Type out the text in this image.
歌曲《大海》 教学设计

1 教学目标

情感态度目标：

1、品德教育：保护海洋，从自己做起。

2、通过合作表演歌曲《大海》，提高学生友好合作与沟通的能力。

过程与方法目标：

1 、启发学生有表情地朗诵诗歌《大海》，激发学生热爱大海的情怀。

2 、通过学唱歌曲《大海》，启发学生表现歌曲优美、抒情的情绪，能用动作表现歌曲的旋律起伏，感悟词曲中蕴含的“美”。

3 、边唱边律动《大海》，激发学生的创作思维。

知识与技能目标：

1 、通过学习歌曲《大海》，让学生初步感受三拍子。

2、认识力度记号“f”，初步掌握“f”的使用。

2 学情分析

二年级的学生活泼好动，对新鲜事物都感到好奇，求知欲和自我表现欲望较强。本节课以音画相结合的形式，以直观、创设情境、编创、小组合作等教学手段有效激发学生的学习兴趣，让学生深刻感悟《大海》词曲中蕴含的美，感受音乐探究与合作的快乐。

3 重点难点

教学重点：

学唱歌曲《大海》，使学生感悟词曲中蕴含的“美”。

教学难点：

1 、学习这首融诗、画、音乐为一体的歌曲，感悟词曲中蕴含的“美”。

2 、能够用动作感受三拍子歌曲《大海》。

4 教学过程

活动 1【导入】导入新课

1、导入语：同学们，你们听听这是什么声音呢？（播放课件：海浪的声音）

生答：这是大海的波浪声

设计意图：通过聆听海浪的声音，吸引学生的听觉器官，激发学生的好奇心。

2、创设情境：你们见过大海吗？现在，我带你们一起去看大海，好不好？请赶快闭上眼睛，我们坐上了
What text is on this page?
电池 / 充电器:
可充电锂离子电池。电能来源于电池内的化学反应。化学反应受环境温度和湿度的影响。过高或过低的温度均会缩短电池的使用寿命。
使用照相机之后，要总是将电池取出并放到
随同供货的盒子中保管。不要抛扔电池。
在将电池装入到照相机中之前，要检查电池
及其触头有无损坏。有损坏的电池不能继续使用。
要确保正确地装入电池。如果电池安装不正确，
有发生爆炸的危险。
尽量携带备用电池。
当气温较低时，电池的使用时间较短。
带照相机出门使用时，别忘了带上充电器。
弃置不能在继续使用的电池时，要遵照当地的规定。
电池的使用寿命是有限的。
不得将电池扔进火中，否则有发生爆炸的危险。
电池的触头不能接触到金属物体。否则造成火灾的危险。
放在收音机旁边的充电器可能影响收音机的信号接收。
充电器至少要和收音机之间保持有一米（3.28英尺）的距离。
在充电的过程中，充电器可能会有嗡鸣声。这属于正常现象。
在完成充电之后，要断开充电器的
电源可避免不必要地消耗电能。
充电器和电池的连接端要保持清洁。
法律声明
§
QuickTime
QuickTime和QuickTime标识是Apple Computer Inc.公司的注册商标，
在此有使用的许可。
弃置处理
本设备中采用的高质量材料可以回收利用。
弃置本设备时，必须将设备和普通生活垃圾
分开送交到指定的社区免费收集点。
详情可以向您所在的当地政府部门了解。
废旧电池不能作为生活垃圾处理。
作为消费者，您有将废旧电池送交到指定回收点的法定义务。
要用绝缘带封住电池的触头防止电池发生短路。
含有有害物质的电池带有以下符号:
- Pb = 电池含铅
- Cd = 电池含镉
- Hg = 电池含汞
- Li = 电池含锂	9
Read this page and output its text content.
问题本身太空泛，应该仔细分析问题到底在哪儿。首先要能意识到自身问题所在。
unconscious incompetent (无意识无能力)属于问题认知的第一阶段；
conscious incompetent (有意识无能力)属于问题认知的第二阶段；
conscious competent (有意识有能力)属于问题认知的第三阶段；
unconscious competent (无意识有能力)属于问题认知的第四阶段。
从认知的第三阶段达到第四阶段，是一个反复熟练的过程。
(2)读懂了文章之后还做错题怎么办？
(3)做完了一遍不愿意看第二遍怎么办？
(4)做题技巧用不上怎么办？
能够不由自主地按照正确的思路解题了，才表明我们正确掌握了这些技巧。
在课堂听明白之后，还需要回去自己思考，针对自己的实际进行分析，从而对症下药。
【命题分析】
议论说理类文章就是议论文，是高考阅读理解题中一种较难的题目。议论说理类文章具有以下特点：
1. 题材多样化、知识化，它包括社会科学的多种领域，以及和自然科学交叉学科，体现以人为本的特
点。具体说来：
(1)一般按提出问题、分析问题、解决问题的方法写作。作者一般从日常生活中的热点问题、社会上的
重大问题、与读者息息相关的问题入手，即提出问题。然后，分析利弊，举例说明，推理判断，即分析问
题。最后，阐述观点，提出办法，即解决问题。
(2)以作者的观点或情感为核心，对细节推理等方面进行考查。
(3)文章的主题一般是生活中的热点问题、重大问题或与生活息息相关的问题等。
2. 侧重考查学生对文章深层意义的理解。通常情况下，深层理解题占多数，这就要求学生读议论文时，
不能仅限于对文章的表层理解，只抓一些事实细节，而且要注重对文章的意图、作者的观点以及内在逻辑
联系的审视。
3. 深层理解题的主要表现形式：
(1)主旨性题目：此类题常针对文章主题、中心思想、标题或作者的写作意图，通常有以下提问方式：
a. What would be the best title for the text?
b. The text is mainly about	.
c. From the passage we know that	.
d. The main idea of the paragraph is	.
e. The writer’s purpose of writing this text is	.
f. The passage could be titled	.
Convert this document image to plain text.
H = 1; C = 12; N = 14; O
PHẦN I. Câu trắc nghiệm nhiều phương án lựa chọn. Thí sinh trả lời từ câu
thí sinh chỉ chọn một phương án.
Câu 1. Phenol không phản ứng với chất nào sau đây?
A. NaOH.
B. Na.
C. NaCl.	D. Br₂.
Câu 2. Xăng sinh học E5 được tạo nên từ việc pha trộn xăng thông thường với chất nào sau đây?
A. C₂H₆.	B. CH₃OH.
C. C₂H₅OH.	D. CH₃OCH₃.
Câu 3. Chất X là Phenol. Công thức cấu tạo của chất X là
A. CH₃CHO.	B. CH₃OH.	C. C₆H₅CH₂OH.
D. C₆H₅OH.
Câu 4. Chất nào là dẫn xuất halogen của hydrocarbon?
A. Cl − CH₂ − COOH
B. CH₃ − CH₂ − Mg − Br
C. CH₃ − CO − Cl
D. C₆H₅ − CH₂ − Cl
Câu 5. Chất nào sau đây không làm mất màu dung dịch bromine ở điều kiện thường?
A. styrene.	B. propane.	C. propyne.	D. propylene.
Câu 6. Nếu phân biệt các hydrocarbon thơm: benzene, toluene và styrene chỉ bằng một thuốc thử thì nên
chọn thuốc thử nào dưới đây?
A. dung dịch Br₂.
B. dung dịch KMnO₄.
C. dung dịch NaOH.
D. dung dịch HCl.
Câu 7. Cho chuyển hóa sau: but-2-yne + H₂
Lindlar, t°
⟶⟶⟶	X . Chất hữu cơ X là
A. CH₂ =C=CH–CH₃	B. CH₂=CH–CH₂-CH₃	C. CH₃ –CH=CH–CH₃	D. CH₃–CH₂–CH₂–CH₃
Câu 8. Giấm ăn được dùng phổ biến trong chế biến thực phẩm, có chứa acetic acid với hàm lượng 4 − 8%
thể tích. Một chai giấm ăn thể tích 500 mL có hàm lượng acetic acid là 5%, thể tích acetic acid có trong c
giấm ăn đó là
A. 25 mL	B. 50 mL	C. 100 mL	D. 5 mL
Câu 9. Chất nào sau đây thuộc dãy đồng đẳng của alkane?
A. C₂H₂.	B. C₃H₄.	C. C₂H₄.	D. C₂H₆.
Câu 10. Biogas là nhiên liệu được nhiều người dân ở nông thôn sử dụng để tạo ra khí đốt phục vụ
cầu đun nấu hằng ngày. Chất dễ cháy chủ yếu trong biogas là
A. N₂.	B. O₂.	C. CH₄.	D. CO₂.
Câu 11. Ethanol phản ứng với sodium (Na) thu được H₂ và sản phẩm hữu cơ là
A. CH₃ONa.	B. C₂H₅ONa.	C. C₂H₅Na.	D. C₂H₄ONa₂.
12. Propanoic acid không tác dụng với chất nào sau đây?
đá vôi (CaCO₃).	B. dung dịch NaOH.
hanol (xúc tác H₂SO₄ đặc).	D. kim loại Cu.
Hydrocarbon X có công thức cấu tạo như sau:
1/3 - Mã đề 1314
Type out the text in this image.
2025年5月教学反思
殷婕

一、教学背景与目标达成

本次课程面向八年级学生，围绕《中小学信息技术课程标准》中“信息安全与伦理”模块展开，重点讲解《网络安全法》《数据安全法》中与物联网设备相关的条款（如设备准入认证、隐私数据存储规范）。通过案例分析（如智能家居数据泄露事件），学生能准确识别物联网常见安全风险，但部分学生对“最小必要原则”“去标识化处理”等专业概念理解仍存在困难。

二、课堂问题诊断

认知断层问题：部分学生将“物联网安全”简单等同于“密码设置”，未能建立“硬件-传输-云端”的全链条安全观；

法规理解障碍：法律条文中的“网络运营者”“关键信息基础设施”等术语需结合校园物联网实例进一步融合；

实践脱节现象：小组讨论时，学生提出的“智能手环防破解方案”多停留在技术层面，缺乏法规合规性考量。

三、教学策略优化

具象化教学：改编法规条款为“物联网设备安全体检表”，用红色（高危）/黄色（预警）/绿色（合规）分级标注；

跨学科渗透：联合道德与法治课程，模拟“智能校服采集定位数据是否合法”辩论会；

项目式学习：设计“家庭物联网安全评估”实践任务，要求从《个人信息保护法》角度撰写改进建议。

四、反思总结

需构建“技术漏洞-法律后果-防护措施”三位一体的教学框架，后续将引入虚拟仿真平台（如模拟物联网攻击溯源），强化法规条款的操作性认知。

════════

# [Exercise aim]
Report back each line of the entries that holds the string "phản".

# [Result of this task]
Câu 1. Phenol không phản ứng với chất nào sau đây?
Câu 11. Ethanol phản ứng với sodium (Na) thu được H₂ và sản phẩm hữu cơ là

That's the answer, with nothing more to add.